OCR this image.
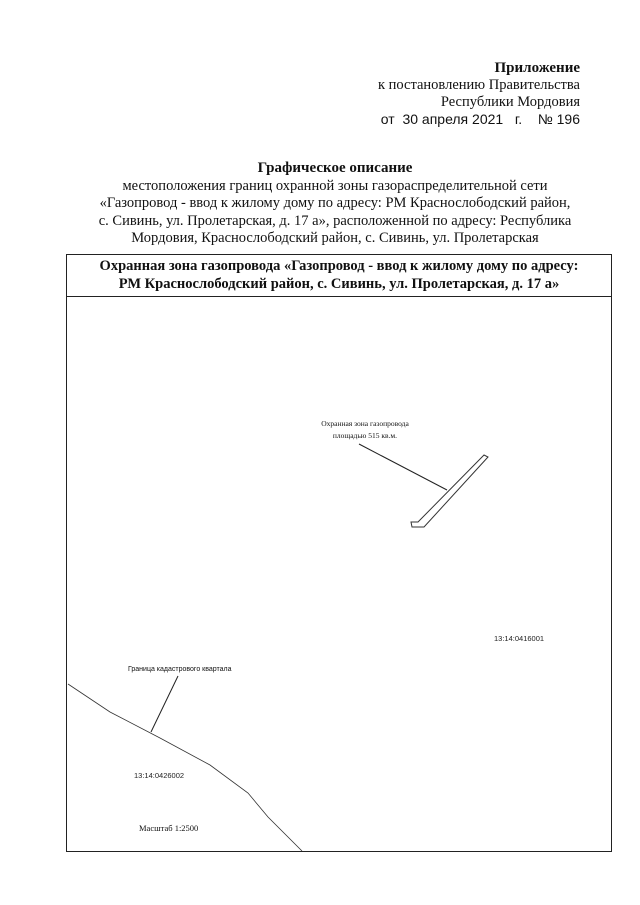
Приложение
к постановлению Правительства
Республики Мордовия
от 30 апреля 2021 г. № 196
Графическое описание
местоположения границ охранной зоны газораспределительной сети
«Газопровод - ввод к жилому дому по адресу: РМ Краснослободский район,
с. Сивинь, ул. Пролетарская, д. 17 а», расположенной по адресу: Республика
Мордовия, Краснослободский район, с. Сивинь, ул. Пролетарская
Охранная зона газопровода «Газопровод - ввод к жилому дому по адресу:
РМ Краснослободский район, с. Сивинь, ул. Пролетарская, д. 17 а»
Охранная зона газопровода
площадью 515 кв.м.
Граница кадастрового квартала
13:14:0416001
13:14:0426002
Масштаб 1:2500
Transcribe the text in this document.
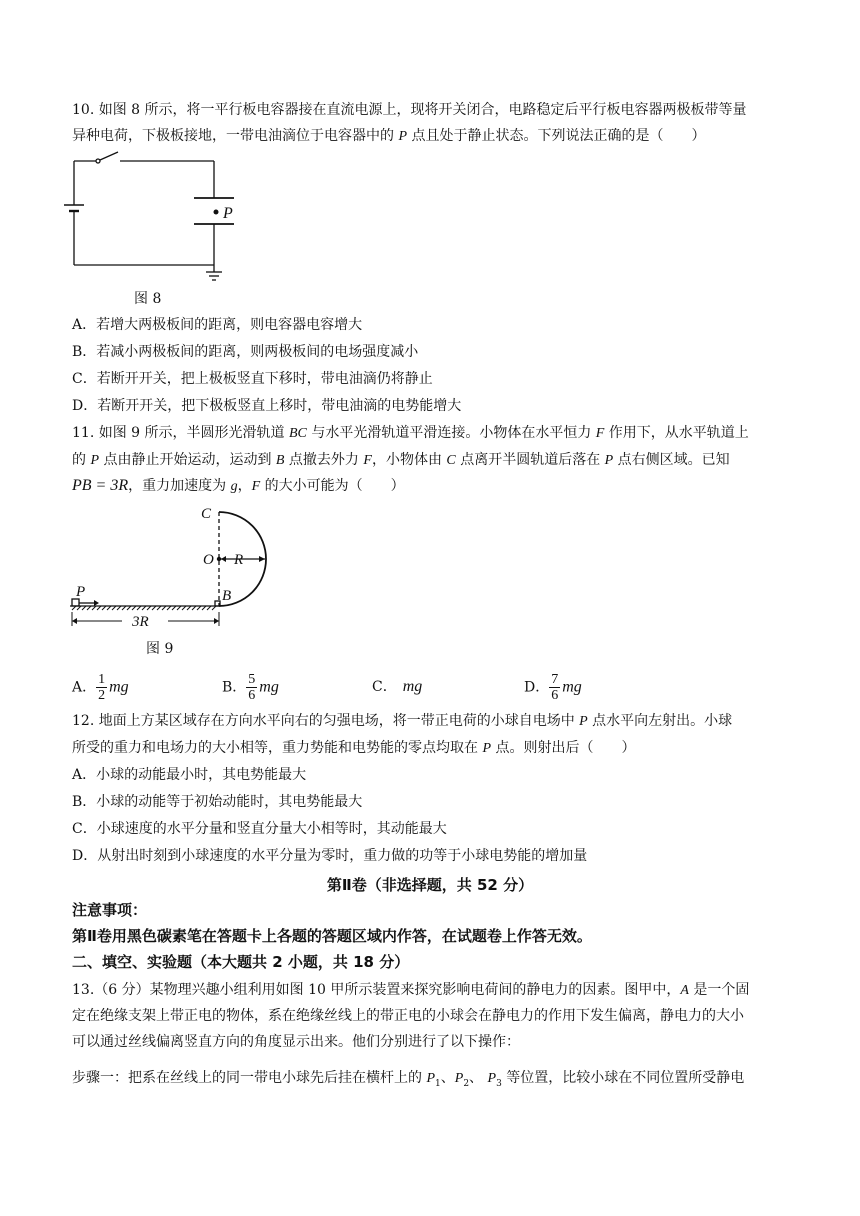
10. 如图 8 所示，将一平行板电容器接在直流电源上，现将开关闭合，电路稳定后平行板电容器两极板带等量
异种电荷，下极板接地，一带电油滴位于电容器中的 P 点且处于静止状态。下列说法正确的是（　　）
P
图 8
A．若增大两极板间的距离，则电容器电容增大
B．若减小两极板间的距离，则两极板间的电场强度减小
C．若断开开关，把上极板竖直下移时，带电油滴仍将静止
D．若断开开关，把下极板竖直上移时，带电油滴的电势能增大
11. 如图 9 所示，半圆形光滑轨道 BC 与水平光滑轨道平滑连接。小物体在水平恒力 F 作用下，从水平轨道上
的 P 点由静止开始运动，运动到 B 点撤去外力 F，小物体由 C 点离开半圆轨道后落在 P 点右侧区域。已知
PB = 3R，重力加速度为 g，F 的大小可能为（　　）
C
O R
B
P
3R
图 9
A． $\frac{1}{2}$ mg	B． $\frac{5}{6}$ mg	C． mg	D． $\frac{7}{6}$ mg
12. 地面上方某区域存在方向水平向右的匀强电场，将一带正电荷的小球自电场中 P 点水平向左射出。小球
所受的重力和电场力的大小相等，重力势能和电势能的零点均取在 P 点。则射出后（　　）
A．小球的动能最小时，其电势能最大
B．小球的动能等于初始动能时，其电势能最大
C．小球速度的水平分量和竖直分量大小相等时，其动能最大
D．从射出时刻到小球速度的水平分量为零时，重力做的功等于小球电势能的增加量
第Ⅱ卷（非选择题，共 52 分）
注意事项：
第Ⅱ卷用黑色碳素笔在答题卡上各题的答题区域内作答，在试题卷上作答无效。
二、填空、实验题（本大题共 2 小题，共 18 分）
13.（6 分）某物理兴趣小组利用如图 10 甲所示装置来探究影响电荷间的静电力的因素。图甲中，A 是一个固
定在绝缘支架上带正电的物体，系在绝缘丝线上的带正电的小球会在静电力的作用下发生偏离，静电力的大小
可以通过丝线偏离竖直方向的角度显示出来。他们分别进行了以下操作：
步骤一：把系在丝线上的同一带电小球先后挂在横杆上的 $P_1$、$P_2$、 $P_3$ 等位置，比较小球在不同位置所受静电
◇ ◇ ◇ ◇
-- Instruction --
Starting with the line that holds "Transcribe the text in this document.", repeat exactly every line through the end of the material above, both ends included, without the pictures.

-- Solution to this problem --
Transcribe the text in this document.
10. 如图 8 所示，将一平行板电容器接在直流电源上，现将开关闭合，电路稳定后平行板电容器两极板带等量
异种电荷，下极板接地，一带电油滴位于电容器中的 P 点且处于静止状态。下列说法正确的是（　　）
P
图 8
A．若增大两极板间的距离，则电容器电容增大
B．若减小两极板间的距离，则两极板间的电场强度减小
C．若断开开关，把上极板竖直下移时，带电油滴仍将静止
D．若断开开关，把下极板竖直上移时，带电油滴的电势能增大
11. 如图 9 所示，半圆形光滑轨道 BC 与水平光滑轨道平滑连接。小物体在水平恒力 F 作用下，从水平轨道上
的 P 点由静止开始运动，运动到 B 点撤去外力 F，小物体由 C 点离开半圆轨道后落在 P 点右侧区域。已知
PB = 3R，重力加速度为 g，F 的大小可能为（　　）
C
O R
B
P
3R
图 9
A． $\frac{1}{2}$ mg	B． $\frac{5}{6}$ mg	C． mg	D． $\frac{7}{6}$ mg
12. 地面上方某区域存在方向水平向右的匀强电场，将一带正电荷的小球自电场中 P 点水平向左射出。小球
所受的重力和电场力的大小相等，重力势能和电势能的零点均取在 P 点。则射出后（　　）
A．小球的动能最小时，其电势能最大
B．小球的动能等于初始动能时，其电势能最大
C．小球速度的水平分量和竖直分量大小相等时，其动能最大
D．从射出时刻到小球速度的水平分量为零时，重力做的功等于小球电势能的增加量
第Ⅱ卷（非选择题，共 52 分）
注意事项：
第Ⅱ卷用黑色碳素笔在答题卡上各题的答题区域内作答，在试题卷上作答无效。
二、填空、实验题（本大题共 2 小题，共 18 分）
13.（6 分）某物理兴趣小组利用如图 10 甲所示装置来探究影响电荷间的静电力的因素。图甲中，A 是一个固
定在绝缘支架上带正电的物体，系在绝缘丝线上的带正电的小球会在静电力的作用下发生偏离，静电力的大小
可以通过丝线偏离竖直方向的角度显示出来。他们分别进行了以下操作：
步骤一：把系在丝线上的同一带电小球先后挂在横杆上的 $P_1$、$P_2$、 $P_3$ 等位置，比较小球在不同位置所受静电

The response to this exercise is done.